»»

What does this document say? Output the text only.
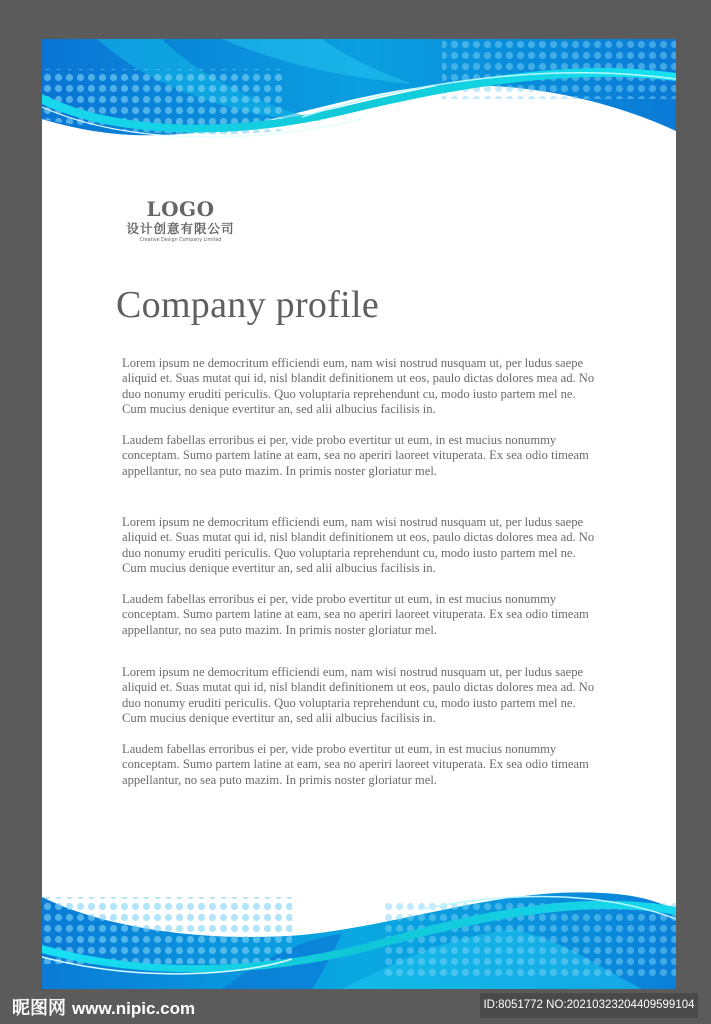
LOGO
设计创意有限公司
Creative Design Company Limited
Company profile

Lorem ipsum ne democritum efficiendi eum, nam wisi nostrud nusquam ut, per ludus saepe aliquid et. Suas mutat qui id, nisl blandit definitionem ut eos, paulo dictas dolores mea ad. No duo nonumy eruditi periculis. Quo voluptaria reprehendunt cu, modo iusto partem mel ne. Cum mucius denique evertitur an, sed alii albucius facilisis in.

Laudem fabellas erroribus ei per, vide probo evertitur ut eum, in est mucius nonummy conceptam. Sumo partem latine at eam, sea no aperiri laoreet vituperata. Ex sea odio timeam appellantur, no sea puto mazim. In primis noster gloriatur mel.

Lorem ipsum ne democritum efficiendi eum, nam wisi nostrud nusquam ut, per ludus saepe aliquid et. Suas mutat qui id, nisl blandit definitionem ut eos, paulo dictas dolores mea ad. No duo nonumy eruditi periculis. Quo voluptaria reprehendunt cu, modo iusto partem mel ne. Cum mucius denique evertitur an, sed alii albucius facilisis in.

Laudem fabellas erroribus ei per, vide probo evertitur ut eum, in est mucius nonummy conceptam. Sumo partem latine at eam, sea no aperiri laoreet vituperata. Ex sea odio timeam appellantur, no sea puto mazim. In primis noster gloriatur mel.

Lorem ipsum ne democritum efficiendi eum, nam wisi nostrud nusquam ut, per ludus saepe aliquid et. Suas mutat qui id, nisl blandit definitionem ut eos, paulo dictas dolores mea ad. No duo nonumy eruditi periculis. Quo voluptaria reprehendunt cu, modo iusto partem mel ne. Cum mucius denique evertitur an, sed alii albucius facilisis in.

Laudem fabellas erroribus ei per, vide probo evertitur ut eum, in est mucius nonummy conceptam. Sumo partem latine at eam, sea no aperiri laoreet vituperata. Ex sea odio timeam appellantur, no sea puto mazim. In primis noster gloriatur mel.

昵图网 www.nipic.com	ID:8051772 NO:20210323204409599104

««

Copy every record above exactly, leaving out the pictures.

**Output for this exercise**
What does this document say? Output the text only.
LOGO
设计创意有限公司
Creative Design Company Limited
Company profile

Lorem ipsum ne democritum efficiendi eum, nam wisi nostrud nusquam ut, per ludus saepe aliquid et. Suas mutat qui id, nisl blandit definitionem ut eos, paulo dictas dolores mea ad. No duo nonumy eruditi periculis. Quo voluptaria reprehendunt cu, modo iusto partem mel ne. Cum mucius denique evertitur an, sed alii albucius facilisis in.

Laudem fabellas erroribus ei per, vide probo evertitur ut eum, in est mucius nonummy conceptam. Sumo partem latine at eam, sea no aperiri laoreet vituperata. Ex sea odio timeam appellantur, no sea puto mazim. In primis noster gloriatur mel.

Lorem ipsum ne democritum efficiendi eum, nam wisi nostrud nusquam ut, per ludus saepe aliquid et. Suas mutat qui id, nisl blandit definitionem ut eos, paulo dictas dolores mea ad. No duo nonumy eruditi periculis. Quo voluptaria reprehendunt cu, modo iusto partem mel ne. Cum mucius denique evertitur an, sed alii albucius facilisis in.

Laudem fabellas erroribus ei per, vide probo evertitur ut eum, in est mucius nonummy conceptam. Sumo partem latine at eam, sea no aperiri laoreet vituperata. Ex sea odio timeam appellantur, no sea puto mazim. In primis noster gloriatur mel.

Lorem ipsum ne democritum efficiendi eum, nam wisi nostrud nusquam ut, per ludus saepe aliquid et. Suas mutat qui id, nisl blandit definitionem ut eos, paulo dictas dolores mea ad. No duo nonumy eruditi periculis. Quo voluptaria reprehendunt cu, modo iusto partem mel ne. Cum mucius denique evertitur an, sed alii albucius facilisis in.

Laudem fabellas erroribus ei per, vide probo evertitur ut eum, in est mucius nonummy conceptam. Sumo partem latine at eam, sea no aperiri laoreet vituperata. Ex sea odio timeam appellantur, no sea puto mazim. In primis noster gloriatur mel.

昵图网 www.nipic.com	ID:8051772 NO:20210323204409599104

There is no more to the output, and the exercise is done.